== Required task ==
Copy out each line below exactly as it appears.

___ Information shown ___

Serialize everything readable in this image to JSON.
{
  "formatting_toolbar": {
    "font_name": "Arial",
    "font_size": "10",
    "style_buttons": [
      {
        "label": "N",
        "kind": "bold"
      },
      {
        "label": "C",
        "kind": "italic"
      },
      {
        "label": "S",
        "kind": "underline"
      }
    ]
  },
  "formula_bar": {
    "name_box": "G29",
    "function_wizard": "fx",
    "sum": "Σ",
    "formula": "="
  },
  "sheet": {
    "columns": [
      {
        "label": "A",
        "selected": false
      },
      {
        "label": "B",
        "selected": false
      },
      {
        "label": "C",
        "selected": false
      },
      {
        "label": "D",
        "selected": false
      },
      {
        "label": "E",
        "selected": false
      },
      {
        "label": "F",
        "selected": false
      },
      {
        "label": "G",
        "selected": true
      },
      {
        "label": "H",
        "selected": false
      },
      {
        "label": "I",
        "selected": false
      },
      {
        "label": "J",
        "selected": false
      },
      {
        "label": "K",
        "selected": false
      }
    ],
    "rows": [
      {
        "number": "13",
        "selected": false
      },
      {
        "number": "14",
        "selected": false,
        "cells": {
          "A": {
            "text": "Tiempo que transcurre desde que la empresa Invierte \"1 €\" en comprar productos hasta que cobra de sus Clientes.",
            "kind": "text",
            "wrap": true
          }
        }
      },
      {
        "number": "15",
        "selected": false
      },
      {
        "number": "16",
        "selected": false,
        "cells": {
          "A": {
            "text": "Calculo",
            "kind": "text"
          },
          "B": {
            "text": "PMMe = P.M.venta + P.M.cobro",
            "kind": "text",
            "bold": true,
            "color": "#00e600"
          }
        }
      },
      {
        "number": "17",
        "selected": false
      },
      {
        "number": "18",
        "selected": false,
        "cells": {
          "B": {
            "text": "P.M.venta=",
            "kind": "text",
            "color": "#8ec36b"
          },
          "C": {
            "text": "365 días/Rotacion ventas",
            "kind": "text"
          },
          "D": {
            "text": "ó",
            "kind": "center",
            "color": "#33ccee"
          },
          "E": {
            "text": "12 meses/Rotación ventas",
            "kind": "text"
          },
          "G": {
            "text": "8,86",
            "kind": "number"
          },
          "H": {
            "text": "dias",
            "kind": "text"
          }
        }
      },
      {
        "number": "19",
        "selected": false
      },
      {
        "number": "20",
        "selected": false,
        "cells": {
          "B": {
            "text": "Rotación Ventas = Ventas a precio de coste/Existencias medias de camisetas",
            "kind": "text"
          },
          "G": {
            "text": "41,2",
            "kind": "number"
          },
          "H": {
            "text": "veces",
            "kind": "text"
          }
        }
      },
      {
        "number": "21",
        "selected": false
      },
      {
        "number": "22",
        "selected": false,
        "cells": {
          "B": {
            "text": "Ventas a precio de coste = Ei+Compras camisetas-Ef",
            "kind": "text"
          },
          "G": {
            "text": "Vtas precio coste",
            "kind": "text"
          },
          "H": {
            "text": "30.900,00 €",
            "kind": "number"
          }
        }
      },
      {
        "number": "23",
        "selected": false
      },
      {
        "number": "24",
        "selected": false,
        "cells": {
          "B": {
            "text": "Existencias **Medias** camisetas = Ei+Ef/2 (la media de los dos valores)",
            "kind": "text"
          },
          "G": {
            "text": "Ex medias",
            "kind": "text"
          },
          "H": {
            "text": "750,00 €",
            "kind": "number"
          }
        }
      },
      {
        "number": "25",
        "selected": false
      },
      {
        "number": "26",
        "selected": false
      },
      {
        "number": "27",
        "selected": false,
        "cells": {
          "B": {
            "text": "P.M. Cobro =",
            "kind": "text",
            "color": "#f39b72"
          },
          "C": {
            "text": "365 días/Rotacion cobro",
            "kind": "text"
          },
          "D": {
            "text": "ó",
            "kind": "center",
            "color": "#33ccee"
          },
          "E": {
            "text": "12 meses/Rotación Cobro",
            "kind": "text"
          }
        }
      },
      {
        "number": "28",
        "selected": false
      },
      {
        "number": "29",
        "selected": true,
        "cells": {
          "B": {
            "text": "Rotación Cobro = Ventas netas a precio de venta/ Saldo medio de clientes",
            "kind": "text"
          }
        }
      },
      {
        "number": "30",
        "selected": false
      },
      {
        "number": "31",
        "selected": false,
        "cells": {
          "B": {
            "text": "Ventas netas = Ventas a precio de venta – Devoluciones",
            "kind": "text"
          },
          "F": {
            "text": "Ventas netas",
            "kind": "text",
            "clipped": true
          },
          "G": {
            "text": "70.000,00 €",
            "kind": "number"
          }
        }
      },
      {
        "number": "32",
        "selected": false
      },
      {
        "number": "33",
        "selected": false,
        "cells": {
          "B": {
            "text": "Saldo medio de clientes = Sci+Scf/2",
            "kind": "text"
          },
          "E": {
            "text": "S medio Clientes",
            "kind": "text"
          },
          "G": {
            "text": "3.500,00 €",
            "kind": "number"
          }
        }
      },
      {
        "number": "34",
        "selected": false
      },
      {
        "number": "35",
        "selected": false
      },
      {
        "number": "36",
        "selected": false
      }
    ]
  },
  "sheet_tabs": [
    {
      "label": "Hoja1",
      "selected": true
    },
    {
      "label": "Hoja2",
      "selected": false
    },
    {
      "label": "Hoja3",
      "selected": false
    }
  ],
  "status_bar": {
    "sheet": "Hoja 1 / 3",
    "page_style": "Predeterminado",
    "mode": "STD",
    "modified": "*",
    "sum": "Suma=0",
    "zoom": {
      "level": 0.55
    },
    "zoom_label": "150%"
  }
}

___

== Result for this task ==
Serialize everything readable in this image to JSON.
{
  "formatting_toolbar": {
    "font_name": "Arial",
    "font_size": "10",
    "style_buttons": [
      {
        "label": "N",
        "kind": "bold"
      },
      {
        "label": "C",
        "kind": "italic"
      },
      {
        "label": "S",
        "kind": "underline"
      }
    ]
  },
  "formula_bar": {
    "name_box": "G29",
    "function_wizard": "fx",
    "sum": "Σ",
    "formula": "="
  },
  "sheet": {
    "columns": [
      {
        "label": "A",
        "selected": false
      },
      {
        "label": "B",
        "selected": false
      },
      {
        "label": "C",
        "selected": false
      },
      {
        "label": "D",
        "selected": false
      },
      {
        "label": "E",
        "selected": false
      },
      {
        "label": "F",
        "selected": false
      },
      {
        "label": "G",
        "selected": true
      },
      {
        "label": "H",
        "selected": false
      },
      {
        "label": "I",
        "selected": false
      },
      {
        "label": "J",
        "selected": false
      },
      {
        "label": "K",
        "selected": false
      }
    ],
    "rows": [
      {
        "number": "13",
        "selected": false
      },
      {
        "number": "14",
        "selected": false,
        "cells": {
          "A": {
            "text": "Tiempo que transcurre desde que la empresa Invierte \"1 €\" en comprar productos hasta que cobra de sus Clientes.",
            "kind": "text",
            "wrap": true
          }
        }
      },
      {
        "number": "15",
        "selected": false
      },
      {
        "number": "16",
        "selected": false,
        "cells": {
          "A": {
            "text": "Calculo",
            "kind": "text"
          },
          "B": {
            "text": "PMMe = P.M.venta + P.M.cobro",
            "kind": "text",
            "bold": true,
            "color": "#00e600"
          }
        }
      },
      {
        "number": "17",
        "selected": false
      },
      {
        "number": "18",
        "selected": false,
        "cells": {
          "B": {
            "text": "P.M.venta=",
            "kind": "text",
            "color": "#8ec36b"
          },
          "C": {
            "text": "365 días/Rotacion ventas",
            "kind": "text"
          },
          "D": {
            "text": "ó",
            "kind": "center",
            "color": "#33ccee"
          },
          "E": {
            "text": "12 meses/Rotación ventas",
            "kind": "text"
          },
          "G": {
            "text": "8,86",
            "kind": "number"
          },
          "H": {
            "text": "dias",
            "kind": "text"
          }
        }
      },
      {
        "number": "19",
        "selected": false
      },
      {
        "number": "20",
        "selected": false,
        "cells": {
          "B": {
            "text": "Rotación Ventas = Ventas a precio de coste/Existencias medias de camisetas",
            "kind": "text"
          },
          "G": {
            "text": "41,2",
            "kind": "number"
          },
          "H": {
            "text": "veces",
            "kind": "text"
          }
        }
      },
      {
        "number": "21",
        "selected": false
      },
      {
        "number": "22",
        "selected": false,
        "cells": {
          "B": {
            "text": "Ventas a precio de coste = Ei+Compras camisetas-Ef",
            "kind": "text"
          },
          "G": {
            "text": "Vtas precio coste",
            "kind": "text"
          },
          "H": {
            "text": "30.900,00 €",
            "kind": "number"
          }
        }
      },
      {
        "number": "23",
        "selected": false
      },
      {
        "number": "24",
        "selected": false,
        "cells": {
          "B": {
            "text": "Existencias **Medias** camisetas = Ei+Ef/2 (la media de los dos valores)",
            "kind": "text"
          },
          "G": {
            "text": "Ex medias",
            "kind": "text"
          },
          "H": {
            "text": "750,00 €",
            "kind": "number"
          }
        }
      },
      {
        "number": "25",
        "selected": false
      },
      {
        "number": "26",
        "selected": false
      },
      {
        "number": "27",
        "selected": false,
        "cells": {
          "B": {
            "text": "P.M. Cobro =",
            "kind": "text",
            "color": "#f39b72"
          },
          "C": {
            "text": "365 días/Rotacion cobro",
            "kind": "text"
          },
          "D": {
            "text": "ó",
            "kind": "center",
            "color": "#33ccee"
          },
          "E": {
            "text": "12 meses/Rotación Cobro",
            "kind": "text"
          }
        }
      },
      {
        "number": "28",
        "selected": false
      },
      {
        "number": "29",
        "selected": true,
        "cells": {
          "B": {
            "text": "Rotación Cobro = Ventas netas a precio de venta/ Saldo medio de clientes",
            "kind": "text"
          }
        }
      },
      {
        "number": "30",
        "selected": false
      },
      {
        "number": "31",
        "selected": false,
        "cells": {
          "B": {
            "text": "Ventas netas = Ventas a precio de venta – Devoluciones",
            "kind": "text"
          },
          "F": {
            "text": "Ventas netas",
            "kind": "text",
            "clipped": true
          },
          "G": {
            "text": "70.000,00 €",
            "kind": "number"
          }
        }
      },
      {
        "number": "32",
        "selected": false
      },
      {
        "number": "33",
        "selected": false,
        "cells": {
          "B": {
            "text": "Saldo medio de clientes = Sci+Scf/2",
            "kind": "text"
          },
          "E": {
            "text": "S medio Clientes",
            "kind": "text"
          },
          "G": {
            "text": "3.500,00 €",
            "kind": "number"
          }
        }
      },
      {
        "number": "34",
        "selected": false
      },
      {
        "number": "35",
        "selected": false
      },
      {
        "number": "36",
        "selected": false
      }
    ]
  },
  "sheet_tabs": [
    {
      "label": "Hoja1",
      "selected": true
    },
    {
      "label": "Hoja2",
      "selected": false
    },
    {
      "label": "Hoja3",
      "selected": false
    }
  ],
  "status_bar": {
    "sheet": "Hoja 1 / 3",
    "page_style": "Predeterminado",
    "mode": "STD",
    "modified": "*",
    "sum": "Suma=0",
    "zoom": {
      "level": 0.55
    },
    "zoom_label": "150%"
  }
}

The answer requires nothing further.